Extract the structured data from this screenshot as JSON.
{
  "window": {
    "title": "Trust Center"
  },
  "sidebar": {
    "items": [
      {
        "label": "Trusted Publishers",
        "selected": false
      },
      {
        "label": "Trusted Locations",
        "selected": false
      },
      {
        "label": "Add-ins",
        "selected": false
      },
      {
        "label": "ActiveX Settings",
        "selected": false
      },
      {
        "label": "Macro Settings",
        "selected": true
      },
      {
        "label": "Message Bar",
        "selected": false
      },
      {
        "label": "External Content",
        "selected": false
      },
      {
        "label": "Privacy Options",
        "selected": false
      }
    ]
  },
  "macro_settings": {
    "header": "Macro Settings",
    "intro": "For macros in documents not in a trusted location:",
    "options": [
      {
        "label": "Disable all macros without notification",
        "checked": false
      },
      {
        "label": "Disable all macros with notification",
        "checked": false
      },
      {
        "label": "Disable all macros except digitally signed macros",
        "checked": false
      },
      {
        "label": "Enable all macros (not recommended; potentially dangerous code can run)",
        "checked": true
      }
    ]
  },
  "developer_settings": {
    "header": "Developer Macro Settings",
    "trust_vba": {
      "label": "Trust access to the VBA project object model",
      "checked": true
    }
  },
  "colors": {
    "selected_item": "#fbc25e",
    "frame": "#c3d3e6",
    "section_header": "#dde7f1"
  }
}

◆ Prompt: Take the lines above and retype all of them exactly.

◆ Task result:
Extract the structured data from this screenshot as JSON.
{
  "window": {
    "title": "Trust Center"
  },
  "sidebar": {
    "items": [
      {
        "label": "Trusted Publishers",
        "selected": false
      },
      {
        "label": "Trusted Locations",
        "selected": false
      },
      {
        "label": "Add-ins",
        "selected": false
      },
      {
        "label": "ActiveX Settings",
        "selected": false
      },
      {
        "label": "Macro Settings",
        "selected": true
      },
      {
        "label": "Message Bar",
        "selected": false
      },
      {
        "label": "External Content",
        "selected": false
      },
      {
        "label": "Privacy Options",
        "selected": false
      }
    ]
  },
  "macro_settings": {
    "header": "Macro Settings",
    "intro": "For macros in documents not in a trusted location:",
    "options": [
      {
        "label": "Disable all macros without notification",
        "checked": false
      },
      {
        "label": "Disable all macros with notification",
        "checked": false
      },
      {
        "label": "Disable all macros except digitally signed macros",
        "checked": false
      },
      {
        "label": "Enable all macros (not recommended; potentially dangerous code can run)",
        "checked": true
      }
    ]
  },
  "developer_settings": {
    "header": "Developer Macro Settings",
    "trust_vba": {
      "label": "Trust access to the VBA project object model",
      "checked": true
    }
  },
  "colors": {
    "selected_item": "#fbc25e",
    "frame": "#c3d3e6",
    "section_header": "#dde7f1"
  }
}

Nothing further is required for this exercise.